Objective
Scan the data for "Turton" and copy the lines it appears in.

A run of records
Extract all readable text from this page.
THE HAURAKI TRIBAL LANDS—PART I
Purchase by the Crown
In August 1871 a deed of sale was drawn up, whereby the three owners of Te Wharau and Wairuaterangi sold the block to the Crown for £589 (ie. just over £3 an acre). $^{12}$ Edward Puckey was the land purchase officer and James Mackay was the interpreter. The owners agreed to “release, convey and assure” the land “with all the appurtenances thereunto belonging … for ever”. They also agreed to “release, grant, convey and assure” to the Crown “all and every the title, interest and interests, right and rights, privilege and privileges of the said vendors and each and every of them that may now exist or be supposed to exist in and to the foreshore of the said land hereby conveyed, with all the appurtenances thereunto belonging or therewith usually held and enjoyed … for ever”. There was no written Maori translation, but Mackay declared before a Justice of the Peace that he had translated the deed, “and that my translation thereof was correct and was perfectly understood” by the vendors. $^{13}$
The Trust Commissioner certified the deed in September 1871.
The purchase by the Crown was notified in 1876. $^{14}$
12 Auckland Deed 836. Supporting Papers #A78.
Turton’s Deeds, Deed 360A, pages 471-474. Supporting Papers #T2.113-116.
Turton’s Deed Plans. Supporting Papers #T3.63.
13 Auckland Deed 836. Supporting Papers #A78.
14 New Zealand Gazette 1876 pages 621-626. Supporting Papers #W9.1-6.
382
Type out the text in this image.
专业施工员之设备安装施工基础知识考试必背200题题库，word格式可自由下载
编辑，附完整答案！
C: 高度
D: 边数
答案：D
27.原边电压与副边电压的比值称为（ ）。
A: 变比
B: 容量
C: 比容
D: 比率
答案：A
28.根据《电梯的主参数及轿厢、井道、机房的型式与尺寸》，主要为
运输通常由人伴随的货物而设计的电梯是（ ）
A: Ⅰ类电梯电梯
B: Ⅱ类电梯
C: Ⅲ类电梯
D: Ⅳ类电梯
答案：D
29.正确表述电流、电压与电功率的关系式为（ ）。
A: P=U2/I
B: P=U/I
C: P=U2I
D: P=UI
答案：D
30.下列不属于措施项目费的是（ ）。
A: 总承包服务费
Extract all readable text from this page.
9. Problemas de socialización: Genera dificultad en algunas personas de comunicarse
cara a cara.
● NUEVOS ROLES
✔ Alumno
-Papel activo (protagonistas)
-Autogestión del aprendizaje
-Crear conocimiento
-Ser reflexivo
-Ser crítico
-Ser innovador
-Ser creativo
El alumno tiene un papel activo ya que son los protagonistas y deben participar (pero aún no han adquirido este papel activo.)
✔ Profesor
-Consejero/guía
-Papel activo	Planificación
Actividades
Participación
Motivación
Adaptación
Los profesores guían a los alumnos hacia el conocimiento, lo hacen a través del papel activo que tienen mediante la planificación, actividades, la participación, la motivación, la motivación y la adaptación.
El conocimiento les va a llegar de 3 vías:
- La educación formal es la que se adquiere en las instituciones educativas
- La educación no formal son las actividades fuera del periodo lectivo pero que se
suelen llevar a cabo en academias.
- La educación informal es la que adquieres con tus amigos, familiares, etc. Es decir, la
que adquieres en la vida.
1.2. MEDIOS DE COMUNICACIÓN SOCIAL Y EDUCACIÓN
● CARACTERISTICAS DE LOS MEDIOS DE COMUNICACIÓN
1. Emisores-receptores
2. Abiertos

Solution for this problem
Turton’s Deeds, Deed 360A, pages 471-474. Supporting Papers #T2.113-116.
Turton’s Deed Plans. Supporting Papers #T3.63.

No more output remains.